* _The exercise_: The records below must be retyped exactly.

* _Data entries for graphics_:
* start *
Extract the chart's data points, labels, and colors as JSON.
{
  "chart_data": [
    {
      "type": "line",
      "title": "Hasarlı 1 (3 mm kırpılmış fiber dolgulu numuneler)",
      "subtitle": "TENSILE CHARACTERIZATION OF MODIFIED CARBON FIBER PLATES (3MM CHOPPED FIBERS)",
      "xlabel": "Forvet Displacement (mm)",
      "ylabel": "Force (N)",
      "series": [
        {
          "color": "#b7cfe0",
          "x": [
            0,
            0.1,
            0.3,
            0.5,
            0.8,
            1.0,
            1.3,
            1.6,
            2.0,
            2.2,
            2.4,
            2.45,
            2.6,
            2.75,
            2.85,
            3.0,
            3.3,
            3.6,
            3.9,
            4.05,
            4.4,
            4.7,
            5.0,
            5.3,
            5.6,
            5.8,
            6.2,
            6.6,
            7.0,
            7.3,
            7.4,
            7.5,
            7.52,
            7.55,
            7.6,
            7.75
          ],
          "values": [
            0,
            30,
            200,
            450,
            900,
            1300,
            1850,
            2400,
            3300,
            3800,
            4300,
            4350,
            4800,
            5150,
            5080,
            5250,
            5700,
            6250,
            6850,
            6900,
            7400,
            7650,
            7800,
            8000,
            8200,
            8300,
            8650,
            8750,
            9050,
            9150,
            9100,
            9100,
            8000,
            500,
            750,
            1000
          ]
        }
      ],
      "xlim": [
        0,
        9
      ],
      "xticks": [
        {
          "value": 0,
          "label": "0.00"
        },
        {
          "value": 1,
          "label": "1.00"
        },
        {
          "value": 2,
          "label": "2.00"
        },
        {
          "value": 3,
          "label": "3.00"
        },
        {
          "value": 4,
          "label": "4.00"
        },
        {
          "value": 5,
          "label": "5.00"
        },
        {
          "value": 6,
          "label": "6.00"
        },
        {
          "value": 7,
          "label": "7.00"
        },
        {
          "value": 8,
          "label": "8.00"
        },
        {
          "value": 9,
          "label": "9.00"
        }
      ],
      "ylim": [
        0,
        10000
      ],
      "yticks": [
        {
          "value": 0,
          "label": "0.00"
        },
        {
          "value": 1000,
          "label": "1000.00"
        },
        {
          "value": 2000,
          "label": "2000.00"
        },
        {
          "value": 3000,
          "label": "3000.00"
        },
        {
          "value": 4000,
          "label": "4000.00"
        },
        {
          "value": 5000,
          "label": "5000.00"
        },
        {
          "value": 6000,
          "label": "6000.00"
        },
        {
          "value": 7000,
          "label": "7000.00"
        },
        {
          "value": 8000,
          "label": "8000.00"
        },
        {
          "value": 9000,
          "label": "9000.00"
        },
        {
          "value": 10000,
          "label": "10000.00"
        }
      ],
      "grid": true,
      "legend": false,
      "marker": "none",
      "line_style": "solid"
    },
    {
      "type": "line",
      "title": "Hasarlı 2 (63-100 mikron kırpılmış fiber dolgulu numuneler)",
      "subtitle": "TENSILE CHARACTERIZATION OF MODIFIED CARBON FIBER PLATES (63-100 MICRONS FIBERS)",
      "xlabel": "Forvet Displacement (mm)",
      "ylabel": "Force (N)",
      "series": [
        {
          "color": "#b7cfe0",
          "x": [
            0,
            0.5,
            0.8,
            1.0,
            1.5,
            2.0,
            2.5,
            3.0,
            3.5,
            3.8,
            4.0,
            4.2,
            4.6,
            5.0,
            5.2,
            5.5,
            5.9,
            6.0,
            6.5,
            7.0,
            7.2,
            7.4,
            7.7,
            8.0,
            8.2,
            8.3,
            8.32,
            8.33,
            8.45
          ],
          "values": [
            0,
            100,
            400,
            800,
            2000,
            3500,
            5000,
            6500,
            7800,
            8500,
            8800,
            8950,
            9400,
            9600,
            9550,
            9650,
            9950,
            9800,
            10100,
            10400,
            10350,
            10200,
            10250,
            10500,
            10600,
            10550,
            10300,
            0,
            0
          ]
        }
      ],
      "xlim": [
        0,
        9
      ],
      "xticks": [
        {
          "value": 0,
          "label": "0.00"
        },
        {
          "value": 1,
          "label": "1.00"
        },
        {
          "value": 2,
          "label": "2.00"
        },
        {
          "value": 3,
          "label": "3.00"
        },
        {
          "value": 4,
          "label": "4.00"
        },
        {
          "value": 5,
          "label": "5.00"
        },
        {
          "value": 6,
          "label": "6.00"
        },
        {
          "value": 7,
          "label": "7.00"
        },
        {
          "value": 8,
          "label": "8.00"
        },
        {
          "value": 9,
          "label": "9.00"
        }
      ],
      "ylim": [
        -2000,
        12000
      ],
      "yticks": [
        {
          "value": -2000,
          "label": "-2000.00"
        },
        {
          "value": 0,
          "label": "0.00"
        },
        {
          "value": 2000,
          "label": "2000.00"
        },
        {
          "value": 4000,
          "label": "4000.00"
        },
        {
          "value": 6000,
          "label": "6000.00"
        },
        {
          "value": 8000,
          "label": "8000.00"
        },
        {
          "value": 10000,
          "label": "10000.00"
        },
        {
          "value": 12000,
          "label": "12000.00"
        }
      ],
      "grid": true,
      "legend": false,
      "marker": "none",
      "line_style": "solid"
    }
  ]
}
* end *
* _Written response_:
Extract the chart's data points, labels, and colors as JSON.
{
  "chart_data": [
    {
      "type": "line",
      "title": "Hasarlı 1 (3 mm kırpılmış fiber dolgulu numuneler)",
      "subtitle": "TENSILE CHARACTERIZATION OF MODIFIED CARBON FIBER PLATES (3MM CHOPPED FIBERS)",
      "xlabel": "Forvet Displacement (mm)",
      "ylabel": "Force (N)",
      "series": [
        {
          "color": "#b7cfe0",
          "x": [
            0,
            0.1,
            0.3,
            0.5,
            0.8,
            1.0,
            1.3,
            1.6,
            2.0,
            2.2,
            2.4,
            2.45,
            2.6,
            2.75,
            2.85,
            3.0,
            3.3,
            3.6,
            3.9,
            4.05,
            4.4,
            4.7,
            5.0,
            5.3,
            5.6,
            5.8,
            6.2,
            6.6,
            7.0,
            7.3,
            7.4,
            7.5,
            7.52,
            7.55,
            7.6,
            7.75
          ],
          "values": [
            0,
            30,
            200,
            450,
            900,
            1300,
            1850,
            2400,
            3300,
            3800,
            4300,
            4350,
            4800,
            5150,
            5080,
            5250,
            5700,
            6250,
            6850,
            6900,
            7400,
            7650,
            7800,
            8000,
            8200,
            8300,
            8650,
            8750,
            9050,
            9150,
            9100,
            9100,
            8000,
            500,
            750,
            1000
          ]
        }
      ],
      "xlim": [
        0,
        9
      ],
      "xticks": [
        {
          "value": 0,
          "label": "0.00"
        },
        {
          "value": 1,
          "label": "1.00"
        },
        {
          "value": 2,
          "label": "2.00"
        },
        {
          "value": 3,
          "label": "3.00"
        },
        {
          "value": 4,
          "label": "4.00"
        },
        {
          "value": 5,
          "label": "5.00"
        },
        {
          "value": 6,
          "label": "6.00"
        },
        {
          "value": 7,
          "label": "7.00"
        },
        {
          "value": 8,
          "label": "8.00"
        },
        {
          "value": 9,
          "label": "9.00"
        }
      ],
      "ylim": [
        0,
        10000
      ],
      "yticks": [
        {
          "value": 0,
          "label": "0.00"
        },
        {
          "value": 1000,
          "label": "1000.00"
        },
        {
          "value": 2000,
          "label": "2000.00"
        },
        {
          "value": 3000,
          "label": "3000.00"
        },
        {
          "value": 4000,
          "label": "4000.00"
        },
        {
          "value": 5000,
          "label": "5000.00"
        },
        {
          "value": 6000,
          "label": "6000.00"
        },
        {
          "value": 7000,
          "label": "7000.00"
        },
        {
          "value": 8000,
          "label": "8000.00"
        },
        {
          "value": 9000,
          "label": "9000.00"
        },
        {
          "value": 10000,
          "label": "10000.00"
        }
      ],
      "grid": true,
      "legend": false,
      "marker": "none",
      "line_style": "solid"
    },
    {
      "type": "line",
      "title": "Hasarlı 2 (63-100 mikron kırpılmış fiber dolgulu numuneler)",
      "subtitle": "TENSILE CHARACTERIZATION OF MODIFIED CARBON FIBER PLATES (63-100 MICRONS FIBERS)",
      "xlabel": "Forvet Displacement (mm)",
      "ylabel": "Force (N)",
      "series": [
        {
          "color": "#b7cfe0",
          "x": [
            0,
            0.5,
            0.8,
            1.0,
            1.5,
            2.0,
            2.5,
            3.0,
            3.5,
            3.8,
            4.0,
            4.2,
            4.6,
            5.0,
            5.2,
            5.5,
            5.9,
            6.0,
            6.5,
            7.0,
            7.2,
            7.4,
            7.7,
            8.0,
            8.2,
            8.3,
            8.32,
            8.33,
            8.45
          ],
          "values": [
            0,
            100,
            400,
            800,
            2000,
            3500,
            5000,
            6500,
            7800,
            8500,
            8800,
            8950,
            9400,
            9600,
            9550,
            9650,
            9950,
            9800,
            10100,
            10400,
            10350,
            10200,
            10250,
            10500,
            10600,
            10550,
            10300,
            0,
            0
          ]
        }
      ],
      "xlim": [
        0,
        9
      ],
      "xticks": [
        {
          "value": 0,
          "label": "0.00"
        },
        {
          "value": 1,
          "label": "1.00"
        },
        {
          "value": 2,
          "label": "2.00"
        },
        {
          "value": 3,
          "label": "3.00"
        },
        {
          "value": 4,
          "label": "4.00"
        },
        {
          "value": 5,
          "label": "5.00"
        },
        {
          "value": 6,
          "label": "6.00"
        },
        {
          "value": 7,
          "label": "7.00"
        },
        {
          "value": 8,
          "label": "8.00"
        },
        {
          "value": 9,
          "label": "9.00"
        }
      ],
      "ylim": [
        -2000,
        12000
      ],
      "yticks": [
        {
          "value": -2000,
          "label": "-2000.00"
        },
        {
          "value": 0,
          "label": "0.00"
        },
        {
          "value": 2000,
          "label": "2000.00"
        },
        {
          "value": 4000,
          "label": "4000.00"
        },
        {
          "value": 6000,
          "label": "6000.00"
        },
        {
          "value": 8000,
          "label": "8000.00"
        },
        {
          "value": 10000,
          "label": "10000.00"
        },
        {
          "value": 12000,
          "label": "12000.00"
        }
      ],
      "grid": true,
      "legend": false,
      "marker": "none",
      "line_style": "solid"
    }
  ]
}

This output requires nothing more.